··· Data for processing
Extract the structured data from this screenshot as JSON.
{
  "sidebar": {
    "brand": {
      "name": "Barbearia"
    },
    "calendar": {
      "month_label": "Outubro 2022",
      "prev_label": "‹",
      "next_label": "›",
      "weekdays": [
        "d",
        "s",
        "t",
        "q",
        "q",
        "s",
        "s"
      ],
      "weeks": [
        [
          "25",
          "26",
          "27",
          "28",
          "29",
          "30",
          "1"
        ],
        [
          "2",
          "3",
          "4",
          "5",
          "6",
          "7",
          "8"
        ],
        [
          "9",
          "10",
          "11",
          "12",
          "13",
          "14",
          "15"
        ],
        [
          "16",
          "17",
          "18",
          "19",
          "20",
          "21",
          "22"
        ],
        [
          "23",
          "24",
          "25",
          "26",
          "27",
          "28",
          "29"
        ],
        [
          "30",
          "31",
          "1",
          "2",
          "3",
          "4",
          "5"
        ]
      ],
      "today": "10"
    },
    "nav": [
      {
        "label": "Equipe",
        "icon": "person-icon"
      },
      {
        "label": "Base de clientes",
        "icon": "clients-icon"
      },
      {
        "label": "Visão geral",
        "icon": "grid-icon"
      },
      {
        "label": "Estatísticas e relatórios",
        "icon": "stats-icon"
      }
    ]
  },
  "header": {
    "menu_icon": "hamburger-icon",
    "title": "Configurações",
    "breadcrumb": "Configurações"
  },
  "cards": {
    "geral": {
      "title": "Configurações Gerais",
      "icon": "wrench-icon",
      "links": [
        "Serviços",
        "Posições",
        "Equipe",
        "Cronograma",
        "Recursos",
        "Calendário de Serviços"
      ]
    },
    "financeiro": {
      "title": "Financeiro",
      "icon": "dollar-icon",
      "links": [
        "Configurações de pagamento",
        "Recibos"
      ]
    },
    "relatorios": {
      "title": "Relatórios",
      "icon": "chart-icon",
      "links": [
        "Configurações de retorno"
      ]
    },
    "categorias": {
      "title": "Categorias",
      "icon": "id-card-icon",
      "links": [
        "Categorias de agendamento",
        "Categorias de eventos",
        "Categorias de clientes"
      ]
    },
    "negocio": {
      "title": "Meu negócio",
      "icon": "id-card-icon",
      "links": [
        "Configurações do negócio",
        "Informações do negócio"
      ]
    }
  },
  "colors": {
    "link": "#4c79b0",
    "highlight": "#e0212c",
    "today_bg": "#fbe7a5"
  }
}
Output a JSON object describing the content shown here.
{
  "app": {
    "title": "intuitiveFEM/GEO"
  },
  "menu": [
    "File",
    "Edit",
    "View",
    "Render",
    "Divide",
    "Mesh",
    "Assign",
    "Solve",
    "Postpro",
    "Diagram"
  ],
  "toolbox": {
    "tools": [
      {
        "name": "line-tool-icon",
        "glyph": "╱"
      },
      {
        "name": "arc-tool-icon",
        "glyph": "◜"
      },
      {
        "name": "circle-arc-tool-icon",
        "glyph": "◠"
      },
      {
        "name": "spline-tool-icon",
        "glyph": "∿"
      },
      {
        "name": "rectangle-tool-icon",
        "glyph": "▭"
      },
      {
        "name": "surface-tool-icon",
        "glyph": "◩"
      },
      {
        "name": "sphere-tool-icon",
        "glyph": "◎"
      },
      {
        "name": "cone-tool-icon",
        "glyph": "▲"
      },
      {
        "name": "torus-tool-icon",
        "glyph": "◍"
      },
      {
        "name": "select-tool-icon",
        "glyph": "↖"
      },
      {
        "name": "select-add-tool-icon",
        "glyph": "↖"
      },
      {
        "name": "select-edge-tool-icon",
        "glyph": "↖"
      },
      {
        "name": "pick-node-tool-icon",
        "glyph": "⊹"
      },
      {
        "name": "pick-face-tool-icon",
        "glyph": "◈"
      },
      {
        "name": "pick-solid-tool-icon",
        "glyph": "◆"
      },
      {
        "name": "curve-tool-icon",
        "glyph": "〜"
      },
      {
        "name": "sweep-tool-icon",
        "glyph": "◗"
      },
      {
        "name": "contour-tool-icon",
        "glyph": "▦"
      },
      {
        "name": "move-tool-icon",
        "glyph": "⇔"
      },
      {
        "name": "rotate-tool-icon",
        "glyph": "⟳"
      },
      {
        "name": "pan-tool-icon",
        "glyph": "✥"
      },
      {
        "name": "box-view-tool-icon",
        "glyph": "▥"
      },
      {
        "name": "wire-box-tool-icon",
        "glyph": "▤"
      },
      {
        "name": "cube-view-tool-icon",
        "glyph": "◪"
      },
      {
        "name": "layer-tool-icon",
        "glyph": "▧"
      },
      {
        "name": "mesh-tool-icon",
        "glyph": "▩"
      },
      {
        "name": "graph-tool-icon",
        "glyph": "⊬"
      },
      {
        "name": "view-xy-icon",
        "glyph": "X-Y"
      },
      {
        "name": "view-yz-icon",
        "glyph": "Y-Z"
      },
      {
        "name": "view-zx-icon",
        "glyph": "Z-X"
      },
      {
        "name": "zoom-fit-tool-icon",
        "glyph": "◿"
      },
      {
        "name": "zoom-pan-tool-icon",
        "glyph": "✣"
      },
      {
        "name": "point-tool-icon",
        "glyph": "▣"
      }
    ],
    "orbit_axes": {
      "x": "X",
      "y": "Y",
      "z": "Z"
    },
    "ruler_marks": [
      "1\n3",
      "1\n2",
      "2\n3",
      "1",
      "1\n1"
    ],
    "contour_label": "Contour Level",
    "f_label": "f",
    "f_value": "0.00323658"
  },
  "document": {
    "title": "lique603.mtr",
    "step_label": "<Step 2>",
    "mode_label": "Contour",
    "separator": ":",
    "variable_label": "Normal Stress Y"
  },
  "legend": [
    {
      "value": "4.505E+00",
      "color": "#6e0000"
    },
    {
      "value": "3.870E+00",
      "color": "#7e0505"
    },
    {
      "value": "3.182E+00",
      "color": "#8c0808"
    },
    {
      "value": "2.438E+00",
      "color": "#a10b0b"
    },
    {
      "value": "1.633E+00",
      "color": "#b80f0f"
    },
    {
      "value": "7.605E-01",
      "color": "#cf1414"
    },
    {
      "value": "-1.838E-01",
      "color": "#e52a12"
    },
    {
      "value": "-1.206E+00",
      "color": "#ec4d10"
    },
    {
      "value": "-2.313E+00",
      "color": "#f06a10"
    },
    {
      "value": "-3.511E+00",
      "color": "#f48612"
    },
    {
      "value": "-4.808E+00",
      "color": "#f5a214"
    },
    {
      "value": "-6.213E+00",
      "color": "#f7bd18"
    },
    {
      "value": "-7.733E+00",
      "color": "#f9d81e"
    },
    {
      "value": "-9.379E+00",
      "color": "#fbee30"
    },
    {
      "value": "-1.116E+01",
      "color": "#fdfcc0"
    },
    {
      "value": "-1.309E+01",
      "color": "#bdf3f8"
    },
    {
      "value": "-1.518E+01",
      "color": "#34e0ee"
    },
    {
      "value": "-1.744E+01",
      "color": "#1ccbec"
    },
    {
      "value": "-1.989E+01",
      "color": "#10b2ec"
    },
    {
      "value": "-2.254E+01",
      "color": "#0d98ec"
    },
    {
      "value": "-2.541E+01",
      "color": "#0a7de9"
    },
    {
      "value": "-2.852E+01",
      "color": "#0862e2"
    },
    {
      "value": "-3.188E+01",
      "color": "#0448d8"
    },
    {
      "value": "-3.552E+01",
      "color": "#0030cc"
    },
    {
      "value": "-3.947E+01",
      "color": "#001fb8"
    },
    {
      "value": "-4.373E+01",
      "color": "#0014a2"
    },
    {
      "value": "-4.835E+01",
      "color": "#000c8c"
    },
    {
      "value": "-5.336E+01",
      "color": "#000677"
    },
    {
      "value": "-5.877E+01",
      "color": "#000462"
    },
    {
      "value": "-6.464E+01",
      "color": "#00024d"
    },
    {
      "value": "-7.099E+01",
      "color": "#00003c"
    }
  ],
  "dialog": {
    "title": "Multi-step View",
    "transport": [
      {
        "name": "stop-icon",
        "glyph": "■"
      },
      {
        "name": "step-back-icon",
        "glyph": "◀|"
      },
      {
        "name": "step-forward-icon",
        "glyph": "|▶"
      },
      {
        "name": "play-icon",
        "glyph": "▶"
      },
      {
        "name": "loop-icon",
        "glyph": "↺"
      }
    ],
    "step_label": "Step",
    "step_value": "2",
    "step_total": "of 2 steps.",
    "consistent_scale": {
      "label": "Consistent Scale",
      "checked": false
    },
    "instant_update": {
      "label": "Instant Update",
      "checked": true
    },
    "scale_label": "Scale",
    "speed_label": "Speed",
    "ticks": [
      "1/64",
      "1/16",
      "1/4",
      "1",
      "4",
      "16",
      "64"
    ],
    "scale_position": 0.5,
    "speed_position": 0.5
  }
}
······
:: Required work ::
Find how many lines in the records contain the string "pick", then give the number alone.

:: Result of the task ::
3